TASK:
Write out, precisely and in full, each line of the material.

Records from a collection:
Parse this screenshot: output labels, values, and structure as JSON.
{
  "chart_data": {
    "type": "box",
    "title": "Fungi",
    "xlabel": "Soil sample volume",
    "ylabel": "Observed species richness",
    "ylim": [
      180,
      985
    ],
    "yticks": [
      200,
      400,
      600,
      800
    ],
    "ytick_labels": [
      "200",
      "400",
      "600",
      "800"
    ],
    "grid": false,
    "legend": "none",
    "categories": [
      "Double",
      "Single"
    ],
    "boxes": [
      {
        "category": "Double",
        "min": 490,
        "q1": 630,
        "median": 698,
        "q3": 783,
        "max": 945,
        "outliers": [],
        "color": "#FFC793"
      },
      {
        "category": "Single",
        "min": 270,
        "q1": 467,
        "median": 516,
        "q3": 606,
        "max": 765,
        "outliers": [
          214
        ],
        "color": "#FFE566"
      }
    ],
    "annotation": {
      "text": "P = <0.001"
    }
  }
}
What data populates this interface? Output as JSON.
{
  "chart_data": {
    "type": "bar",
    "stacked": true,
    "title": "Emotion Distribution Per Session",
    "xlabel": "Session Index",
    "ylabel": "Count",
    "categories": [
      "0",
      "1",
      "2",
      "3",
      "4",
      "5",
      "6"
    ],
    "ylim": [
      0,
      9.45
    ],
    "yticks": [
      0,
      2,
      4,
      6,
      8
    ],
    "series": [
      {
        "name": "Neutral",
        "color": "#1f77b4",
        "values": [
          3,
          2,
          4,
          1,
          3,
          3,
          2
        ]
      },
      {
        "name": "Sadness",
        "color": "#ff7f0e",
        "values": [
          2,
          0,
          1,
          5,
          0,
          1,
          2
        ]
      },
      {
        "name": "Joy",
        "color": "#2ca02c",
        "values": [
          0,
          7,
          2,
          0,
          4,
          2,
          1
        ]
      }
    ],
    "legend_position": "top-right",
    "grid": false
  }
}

EXPECTED ANSWER:
Parse this screenshot: output labels, values, and structure as JSON.
{
  "chart_data": {
    "type": "box",
    "title": "Fungi",
    "xlabel": "Soil sample volume",
    "ylabel": "Observed species richness",
    "ylim": [
      180,
      985
    ],
    "yticks": [
      200,
      400,
      600,
      800
    ],
    "ytick_labels": [
      "200",
      "400",
      "600",
      "800"
    ],
    "grid": false,
    "legend": "none",
    "categories": [
      "Double",
      "Single"
    ],
    "boxes": [
      {
        "category": "Double",
        "min": 490,
        "q1": 630,
        "median": 698,
        "q3": 783,
        "max": 945,
        "outliers": [],
        "color": "#FFC793"
      },
      {
        "category": "Single",
        "min": 270,
        "q1": 467,
        "median": 516,
        "q3": 606,
        "max": 765,
        "outliers": [
          214
        ],
        "color": "#FFE566"
      }
    ],
    "annotation": {
      "text": "P = <0.001"
    }
  }
}
What data populates this interface? Output as JSON.
{
  "chart_data": {
    "type": "bar",
    "stacked": true,
    "title": "Emotion Distribution Per Session",
    "xlabel": "Session Index",
    "ylabel": "Count",
    "categories": [
      "0",
      "1",
      "2",
      "3",
      "4",
      "5",
      "6"
    ],
    "ylim": [
      0,
      9.45
    ],
    "yticks": [
      0,
      2,
      4,
      6,
      8
    ],
    "series": [
      {
        "name": "Neutral",
        "color": "#1f77b4",
        "values": [
          3,
          2,
          4,
          1,
          3,
          3,
          2
        ]
      },
      {
        "name": "Sadness",
        "color": "#ff7f0e",
        "values": [
          2,
          0,
          1,
          5,
          0,
          1,
          2
        ]
      },
      {
        "name": "Joy",
        "color": "#2ca02c",
        "values": [
          0,
          7,
          2,
          0,
          4,
          2,
          1
        ]
      }
    ],
    "legend_position": "top-right",
    "grid": false
  }
}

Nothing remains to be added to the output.